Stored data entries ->
* * *

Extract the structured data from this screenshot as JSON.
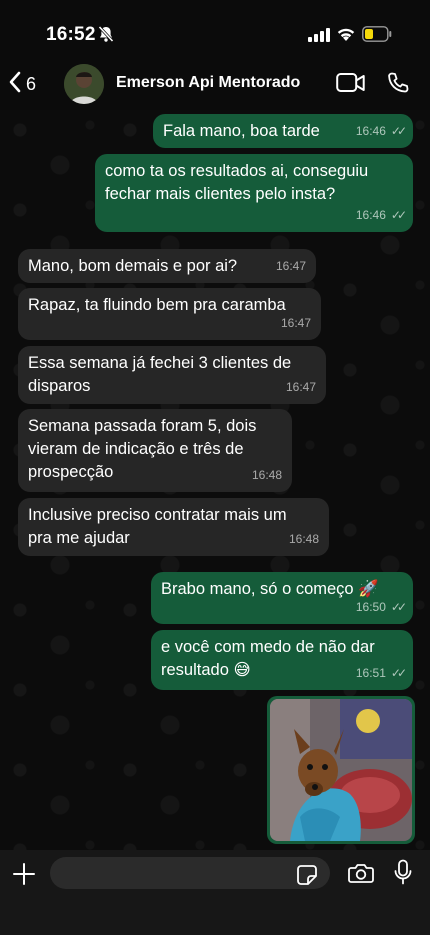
{
  "status_bar": {
    "time": "16:52",
    "icons": [
      "bell-slash-icon",
      "signal-icon",
      "wifi-icon",
      "battery-low-icon"
    ]
  },
  "header": {
    "back_count": "6",
    "contact_name": "Emerson Api Mentorado",
    "icons": [
      "chevron-left-icon",
      "video-camera-icon",
      "phone-icon"
    ]
  },
  "messages": [
    {
      "direction": "out",
      "text": "Fala mano, boa tarde",
      "time": "16:46",
      "read": true
    },
    {
      "direction": "out",
      "text": "como ta os resultados ai, conseguiu\nfechar mais clientes pelo insta?",
      "time": "16:46",
      "read": true
    },
    {
      "direction": "in",
      "text": "Mano, bom demais e por ai?",
      "time": "16:47"
    },
    {
      "direction": "in",
      "text": "Rapaz, ta fluindo bem pra caramba",
      "time": "16:47"
    },
    {
      "direction": "in",
      "text": "Essa semana já fechei 3 clientes de\ndisparos",
      "time": "16:47"
    },
    {
      "direction": "in",
      "text": "Semana passada foram 5, dois\nvieram de indicação e três de\nprospecção",
      "time": "16:48"
    },
    {
      "direction": "in",
      "text": "Inclusive preciso contratar mais um\npra me ajudar",
      "time": "16:48"
    },
    {
      "direction": "out",
      "text": "Brabo mano, só o começo 🚀",
      "time": "16:50",
      "read": true
    },
    {
      "direction": "out",
      "text": "e você com medo de não dar\nresultado 😅",
      "time": "16:51",
      "read": true
    },
    {
      "direction": "out",
      "type": "image",
      "depicts": "small dog in blue clothing"
    }
  ],
  "input_bar": {
    "placeholder": "",
    "icons": [
      "plus-icon",
      "sticker-icon",
      "camera-icon",
      "microphone-icon"
    ]
  },
  "colors": {
    "background": "#0b0b0b",
    "incoming_bubble": "#262626",
    "outgoing_bubble": "#155c3a",
    "input_bar": "#171717"
  }
}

* * *

Quote each entry above verbatim and drop the pictures.

Solution ->
Extract the structured data from this screenshot as JSON.
{
  "status_bar": {
    "time": "16:52",
    "icons": [
      "bell-slash-icon",
      "signal-icon",
      "wifi-icon",
      "battery-low-icon"
    ]
  },
  "header": {
    "back_count": "6",
    "contact_name": "Emerson Api Mentorado",
    "icons": [
      "chevron-left-icon",
      "video-camera-icon",
      "phone-icon"
    ]
  },
  "messages": [
    {
      "direction": "out",
      "text": "Fala mano, boa tarde",
      "time": "16:46",
      "read": true
    },
    {
      "direction": "out",
      "text": "como ta os resultados ai, conseguiu\nfechar mais clientes pelo insta?",
      "time": "16:46",
      "read": true
    },
    {
      "direction": "in",
      "text": "Mano, bom demais e por ai?",
      "time": "16:47"
    },
    {
      "direction": "in",
      "text": "Rapaz, ta fluindo bem pra caramba",
      "time": "16:47"
    },
    {
      "direction": "in",
      "text": "Essa semana já fechei 3 clientes de\ndisparos",
      "time": "16:47"
    },
    {
      "direction": "in",
      "text": "Semana passada foram 5, dois\nvieram de indicação e três de\nprospecção",
      "time": "16:48"
    },
    {
      "direction": "in",
      "text": "Inclusive preciso contratar mais um\npra me ajudar",
      "time": "16:48"
    },
    {
      "direction": "out",
      "text": "Brabo mano, só o começo 🚀",
      "time": "16:50",
      "read": true
    },
    {
      "direction": "out",
      "text": "e você com medo de não dar\nresultado 😅",
      "time": "16:51",
      "read": true
    },
    {
      "direction": "out",
      "type": "image",
      "depicts": "small dog in blue clothing"
    }
  ],
  "input_bar": {
    "placeholder": "",
    "icons": [
      "plus-icon",
      "sticker-icon",
      "camera-icon",
      "microphone-icon"
    ]
  },
  "colors": {
    "background": "#0b0b0b",
    "incoming_bubble": "#262626",
    "outgoing_bubble": "#155c3a",
    "input_bar": "#171717"
  }
}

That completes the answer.